Dataset entries on figures:
──────────────────────────────

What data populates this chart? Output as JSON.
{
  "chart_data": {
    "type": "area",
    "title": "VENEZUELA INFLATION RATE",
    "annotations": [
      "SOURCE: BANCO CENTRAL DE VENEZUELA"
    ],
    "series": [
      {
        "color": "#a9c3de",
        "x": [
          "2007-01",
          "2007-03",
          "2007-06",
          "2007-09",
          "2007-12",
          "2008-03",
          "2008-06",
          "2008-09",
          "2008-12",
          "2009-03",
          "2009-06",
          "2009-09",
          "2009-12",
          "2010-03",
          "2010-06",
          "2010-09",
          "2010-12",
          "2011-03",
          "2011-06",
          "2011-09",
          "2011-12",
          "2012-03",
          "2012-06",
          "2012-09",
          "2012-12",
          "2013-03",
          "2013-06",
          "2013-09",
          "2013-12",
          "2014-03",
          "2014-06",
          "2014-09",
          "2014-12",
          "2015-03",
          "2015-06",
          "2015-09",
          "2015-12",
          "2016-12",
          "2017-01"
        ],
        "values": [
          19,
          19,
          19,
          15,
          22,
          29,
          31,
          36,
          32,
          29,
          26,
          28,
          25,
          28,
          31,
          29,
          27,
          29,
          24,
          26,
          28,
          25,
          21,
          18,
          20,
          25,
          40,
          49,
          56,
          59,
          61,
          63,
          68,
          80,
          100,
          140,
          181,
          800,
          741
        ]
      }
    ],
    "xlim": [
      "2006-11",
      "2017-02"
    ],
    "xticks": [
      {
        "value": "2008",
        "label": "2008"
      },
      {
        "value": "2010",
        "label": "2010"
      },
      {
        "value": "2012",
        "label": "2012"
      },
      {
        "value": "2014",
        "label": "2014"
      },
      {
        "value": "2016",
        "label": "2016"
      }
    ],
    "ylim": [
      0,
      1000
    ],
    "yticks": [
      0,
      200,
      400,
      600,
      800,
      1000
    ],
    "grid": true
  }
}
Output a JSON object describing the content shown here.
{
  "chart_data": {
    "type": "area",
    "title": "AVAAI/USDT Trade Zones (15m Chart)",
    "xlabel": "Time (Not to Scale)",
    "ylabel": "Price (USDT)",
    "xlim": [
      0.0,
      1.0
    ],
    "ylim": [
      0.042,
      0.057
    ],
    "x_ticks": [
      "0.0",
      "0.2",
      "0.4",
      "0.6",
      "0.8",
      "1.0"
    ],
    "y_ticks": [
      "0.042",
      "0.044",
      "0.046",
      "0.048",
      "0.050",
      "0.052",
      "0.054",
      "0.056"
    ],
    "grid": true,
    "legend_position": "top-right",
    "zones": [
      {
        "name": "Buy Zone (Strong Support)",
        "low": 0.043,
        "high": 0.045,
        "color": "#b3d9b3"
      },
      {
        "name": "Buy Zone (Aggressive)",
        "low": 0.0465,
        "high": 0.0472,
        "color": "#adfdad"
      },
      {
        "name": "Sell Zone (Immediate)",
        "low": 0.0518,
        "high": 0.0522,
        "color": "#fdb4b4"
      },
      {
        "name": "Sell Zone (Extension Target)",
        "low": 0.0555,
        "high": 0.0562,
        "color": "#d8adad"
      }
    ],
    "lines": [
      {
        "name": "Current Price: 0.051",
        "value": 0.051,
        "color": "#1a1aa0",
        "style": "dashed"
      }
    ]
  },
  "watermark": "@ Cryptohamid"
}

──────────────────────────────

Using the listing above, show every line that includes the string "Output".

What data populates this chart? Output as JSON.
Output a JSON object describing the content shown here.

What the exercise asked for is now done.